TASK TO COMPLETE — Send each entry back exactly as given, pictures excluded.

Dataset records:
####
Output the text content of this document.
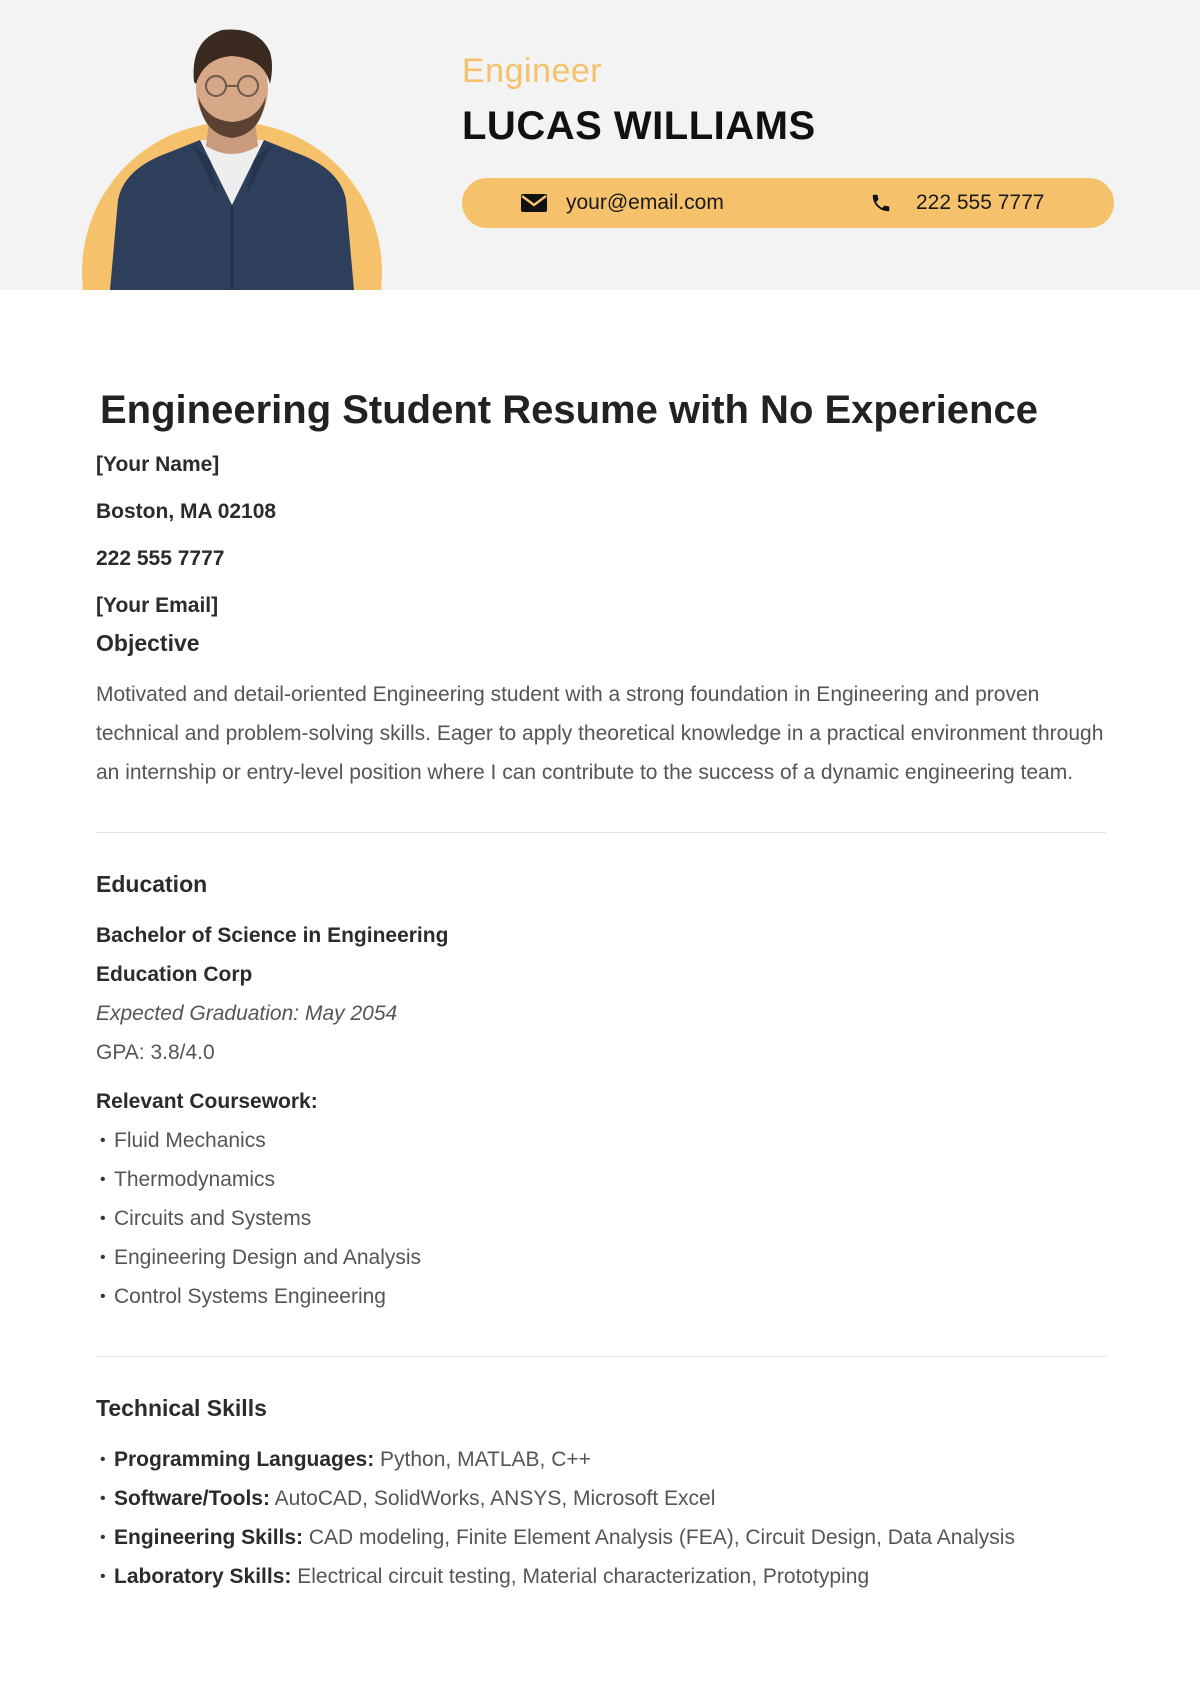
Engineer
LUCAS WILLIAMS
your@email.com	222 555 7777
Engineering Student Resume with No Experience
[Your Name]
Boston, MA 02108
222 555 7777
[Your Email]
Objective

Motivated and detail-oriented Engineering student with a strong foundation in Engineering and proven technical and problem-solving skills. Eager to apply theoretical knowledge in a practical environment through an internship or entry-level position where I can contribute to the success of a dynamic engineering team.

Education
Bachelor of Science in Engineering
Education Corp
Expected Graduation: May 2054
GPA: 3.8/4.0
Relevant Coursework:
• Fluid Mechanics
• Thermodynamics
• Circuits and Systems
• Engineering Design and Analysis
• Control Systems Engineering
Technical Skills
• Programming Languages: Python, MATLAB, C++
• Software/Tools: AutoCAD, SolidWorks, ANSYS, Microsoft Excel
• Engineering Skills: CAD modeling, Finite Element Analysis (FEA), Circuit Design, Data Analysis
• Laboratory Skills: Electrical circuit testing, Material characterization, Prototyping
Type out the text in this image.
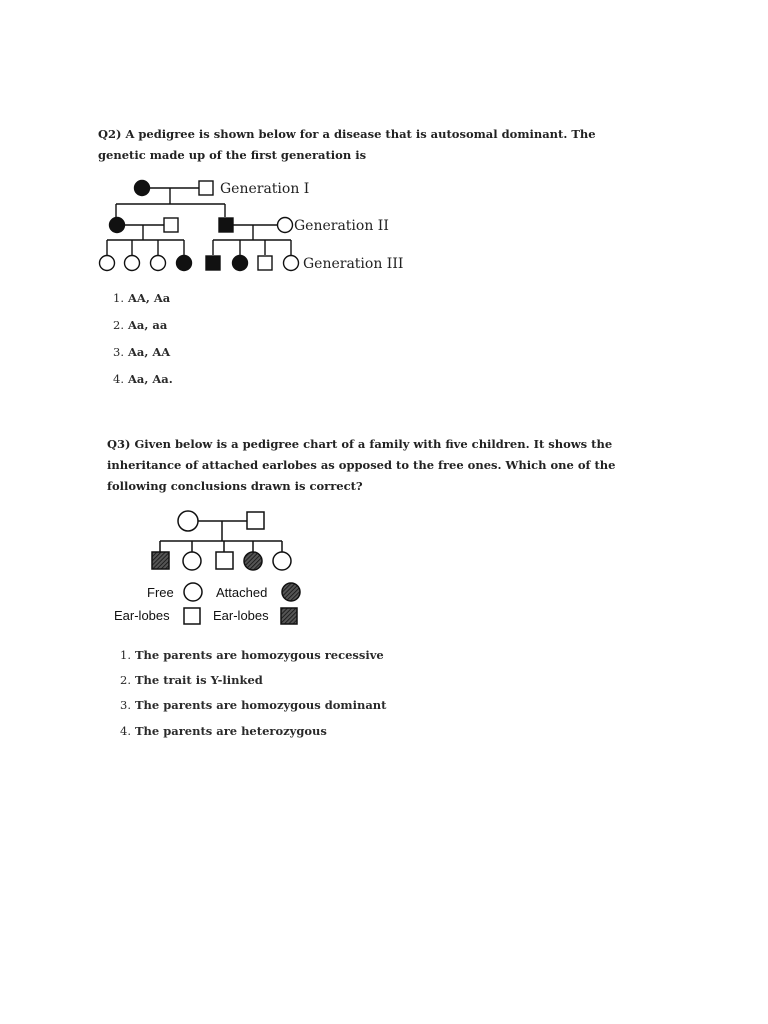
Q2) A pedigree is shown below for a disease that is autosomal dominant. The

genetic made up of the first generation is

Generation I
Generation II
Generation III

1. AA, Aa

2. Aa, aa

3. Aa, AA

4. Aa, Aa.

Q3) Given below is a pedigree chart of a family with five children. It shows the

inheritance of attached earlobes as opposed to the free ones. Which one of the

following conclusions drawn is correct?

Free	Attached
Ear-lobes	Ear-lobes

1. The parents are homozygous recessive

2. The trait is Y-linked

3. The parents are homozygous dominant

4. The parents are heterozygous
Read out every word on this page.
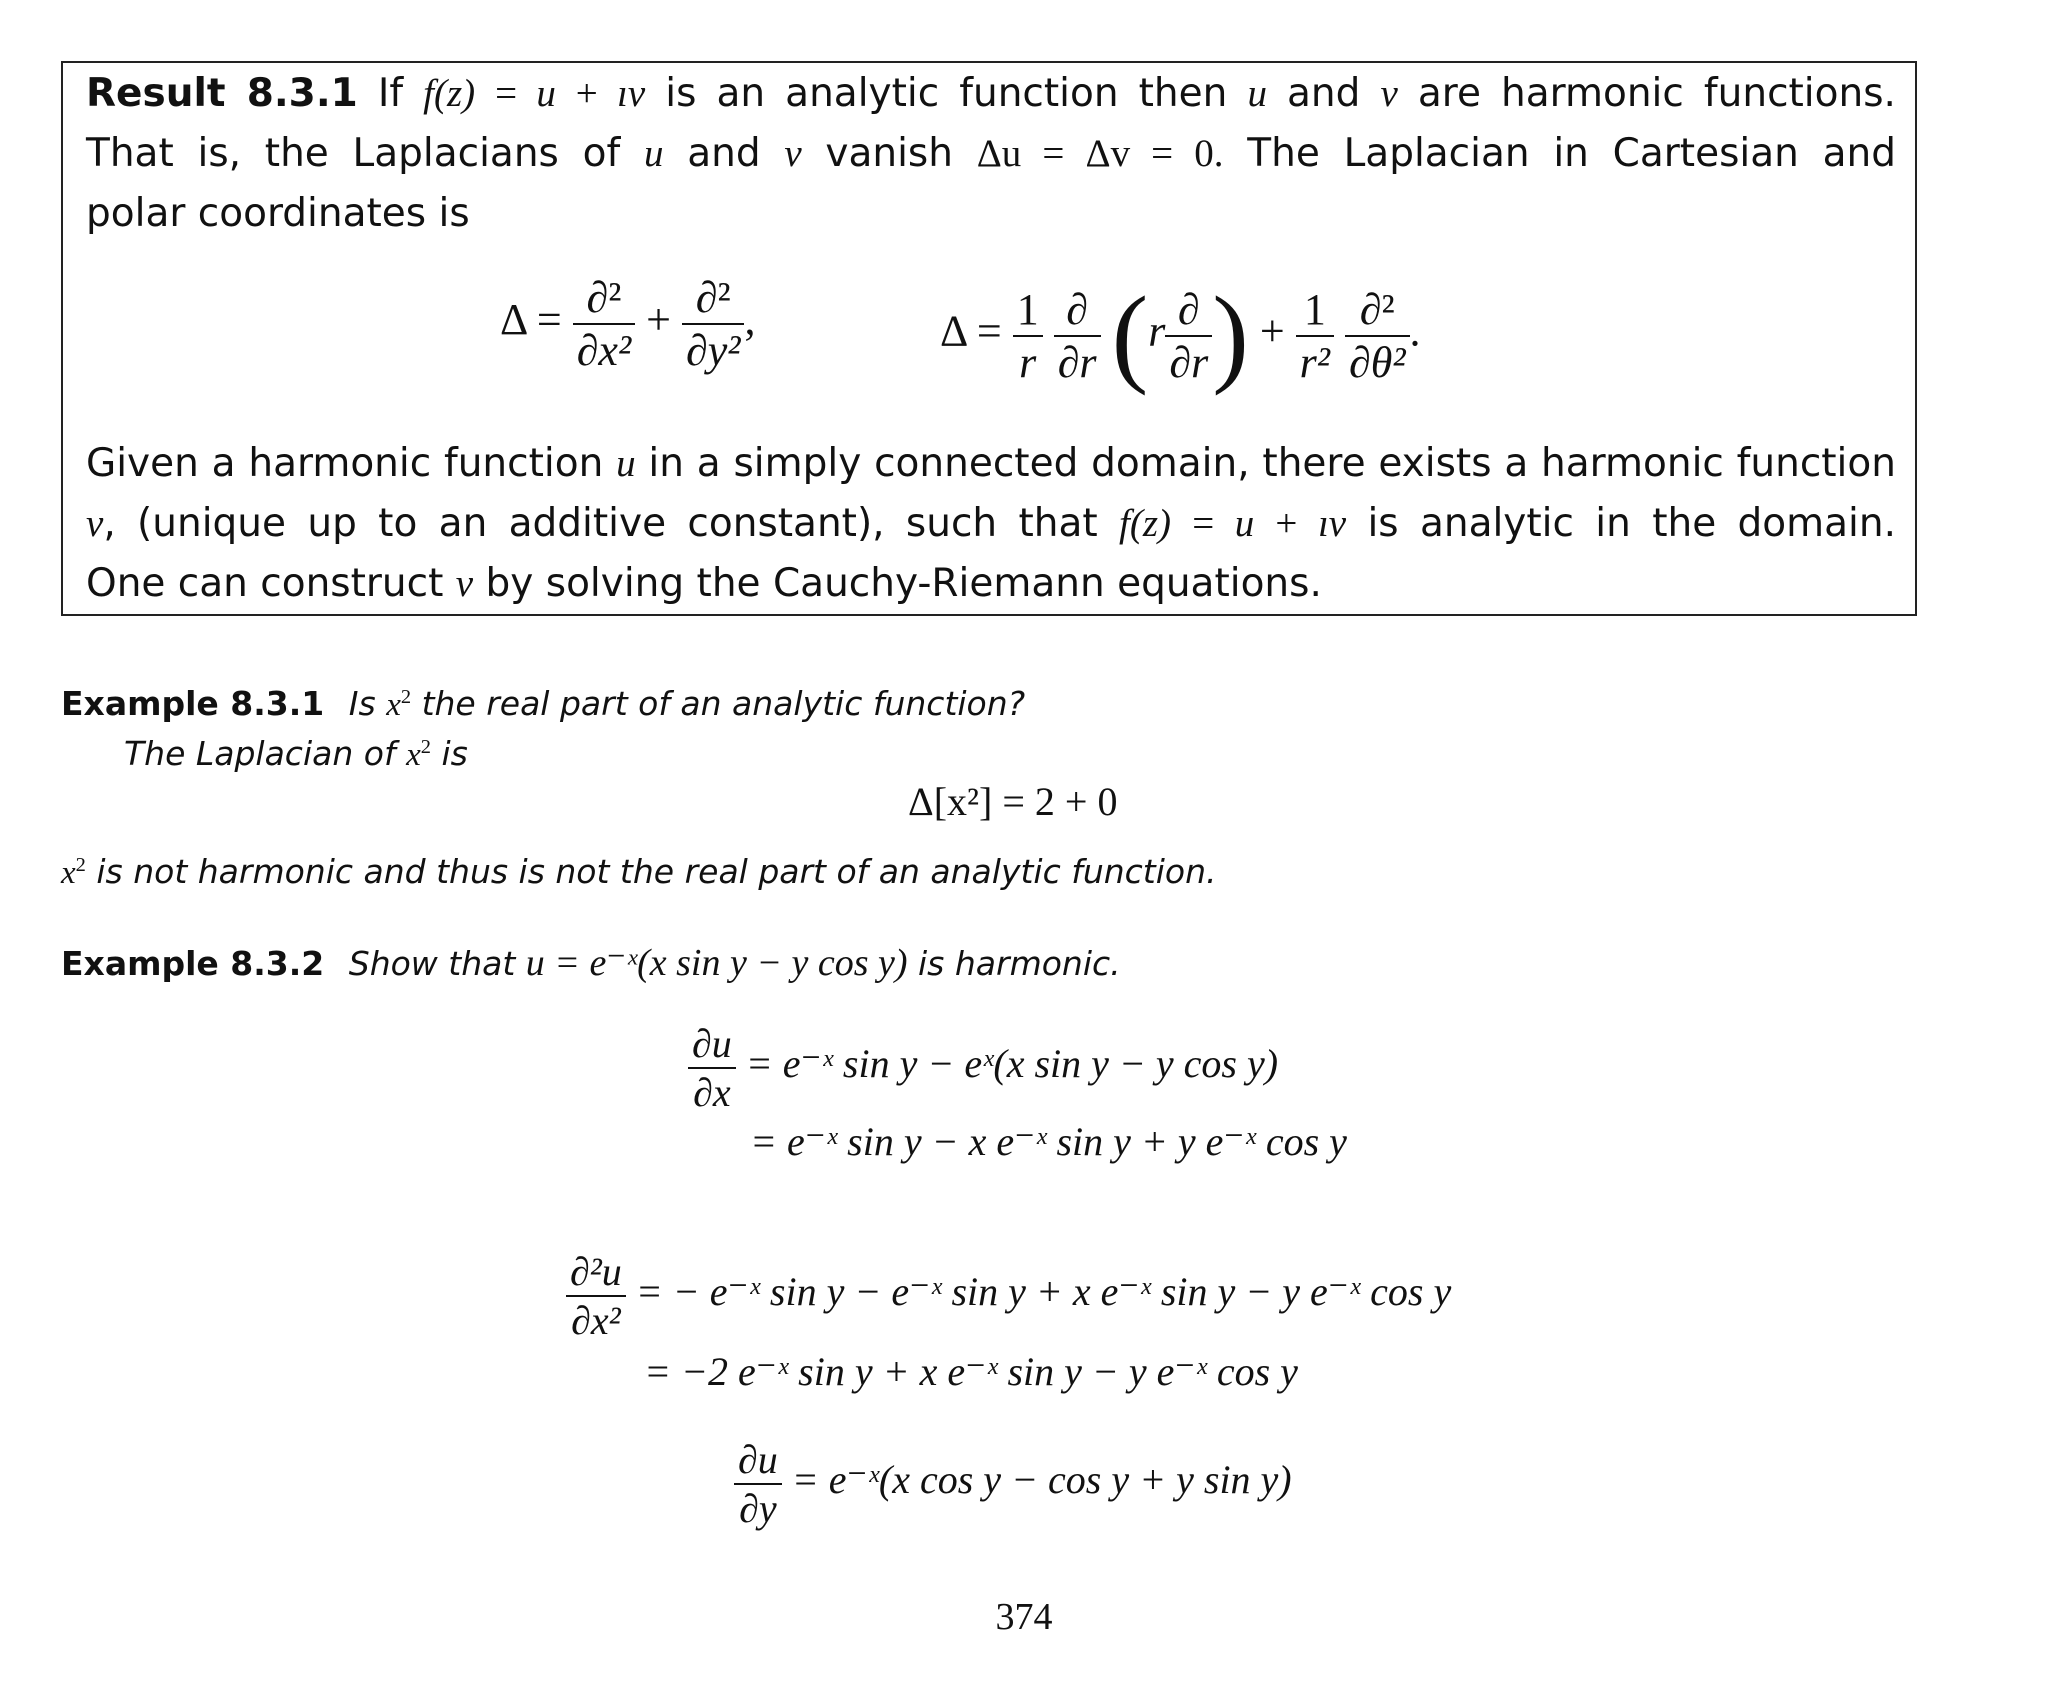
Result 8.3.1 If f(z) = u + ıv is an analytic function then u and v are harmonic functions.
That is, the Laplacians of u and v vanish Δu = Δv = 0. The Laplacian in Cartesian and
polar coordinates is
$\Delta = \frac{\text{∂²}}{\text{∂x²}} + \frac{\text{∂²}}{\text{∂y²}}$ ,	$\Delta = \frac{1}{r}$
$\frac{\partial}{\partial r} (r \frac{\partial}{\partial r}$ ) + $\frac{1}{\text{r²}}$
$\frac{\text{∂²}}{\text{∂θ²}}$ .
Given a harmonic function u in a simply connected domain, there exists a harmonic function
v, (unique up to an additive constant), such that f(z) = u + ıv is analytic in the domain.
One can construct v by solving the Cauchy-Riemann equations.
Example 8.3.1 Is $x^2$ the real part of an analytic function?
The Laplacian of $x^2$ is
Δ[x²] = 2 + 0
$x^2$ is not harmonic and thus is not the real part of an analytic function.
Example 8.3.2 Show that u = e⁻ˣ(x sin y − y cos y) is harmonic.
$\frac{\partial u}{\partial x}$ = e⁻ˣ sin y − eˣ(x sin y − y cos y)
= e⁻ˣ sin y − x e⁻ˣ sin y + y e⁻ˣ cos y
$\frac{\text{∂²u}}{\text{∂x²}}$ = − e⁻ˣ sin y − e⁻ˣ sin y + x e⁻ˣ sin y − y e⁻ˣ cos y
= −2 e⁻ˣ sin y + x e⁻ˣ sin y − y e⁻ˣ cos y
$\frac{\partial u}{\partial y}$ = e⁻ˣ(x cos y − cos y + y sin y)
374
####
REPLY TO THE EXERCISE —
Output the text content of this document.
Engineer
LUCAS WILLIAMS
your@email.com	222 555 7777
Engineering Student Resume with No Experience
[Your Name]
Boston, MA 02108
222 555 7777
[Your Email]
Objective

Motivated and detail-oriented Engineering student with a strong foundation in Engineering and proven technical and problem-solving skills. Eager to apply theoretical knowledge in a practical environment through an internship or entry-level position where I can contribute to the success of a dynamic engineering team.

Education
Bachelor of Science in Engineering
Education Corp
Expected Graduation: May 2054
GPA: 3.8/4.0
Relevant Coursework:
• Fluid Mechanics
• Thermodynamics
• Circuits and Systems
• Engineering Design and Analysis
• Control Systems Engineering
Technical Skills
• Programming Languages: Python, MATLAB, C++
• Software/Tools: AutoCAD, SolidWorks, ANSYS, Microsoft Excel
• Engineering Skills: CAD modeling, Finite Element Analysis (FEA), Circuit Design, Data Analysis
• Laboratory Skills: Electrical circuit testing, Material characterization, Prototyping
Type out the text in this image.
Q2) A pedigree is shown below for a disease that is autosomal dominant. The

genetic made up of the first generation is

Generation I
Generation II
Generation III

1. AA, Aa

2. Aa, aa

3. Aa, AA

4. Aa, Aa.

Q3) Given below is a pedigree chart of a family with five children. It shows the

inheritance of attached earlobes as opposed to the free ones. Which one of the

following conclusions drawn is correct?

Free	Attached
Ear-lobes	Ear-lobes

1. The parents are homozygous recessive

2. The trait is Y-linked

3. The parents are homozygous dominant

4. The parents are heterozygous
Read out every word on this page.
Result 8.3.1 If f(z) = u + ıv is an analytic function then u and v are harmonic functions.
That is, the Laplacians of u and v vanish Δu = Δv = 0. The Laplacian in Cartesian and
polar coordinates is
$\Delta = \frac{\text{∂²}}{\text{∂x²}} + \frac{\text{∂²}}{\text{∂y²}}$ ,	$\Delta = \frac{1}{r}$
$\frac{\partial}{\partial r} (r \frac{\partial}{\partial r}$ ) + $\frac{1}{\text{r²}}$
$\frac{\text{∂²}}{\text{∂θ²}}$ .
Given a harmonic function u in a simply connected domain, there exists a harmonic function
v, (unique up to an additive constant), such that f(z) = u + ıv is analytic in the domain.
One can construct v by solving the Cauchy-Riemann equations.
Example 8.3.1 Is $x^2$ the real part of an analytic function?
The Laplacian of $x^2$ is
Δ[x²] = 2 + 0
$x^2$ is not harmonic and thus is not the real part of an analytic function.
Example 8.3.2 Show that u = e⁻ˣ(x sin y − y cos y) is harmonic.
$\frac{\partial u}{\partial x}$ = e⁻ˣ sin y − eˣ(x sin y − y cos y)
= e⁻ˣ sin y − x e⁻ˣ sin y + y e⁻ˣ cos y
$\frac{\text{∂²u}}{\text{∂x²}}$ = − e⁻ˣ sin y − e⁻ˣ sin y + x e⁻ˣ sin y − y e⁻ˣ cos y
= −2 e⁻ˣ sin y + x e⁻ˣ sin y − y e⁻ˣ cos y
$\frac{\partial u}{\partial y}$ = e⁻ˣ(x cos y − cos y + y sin y)
374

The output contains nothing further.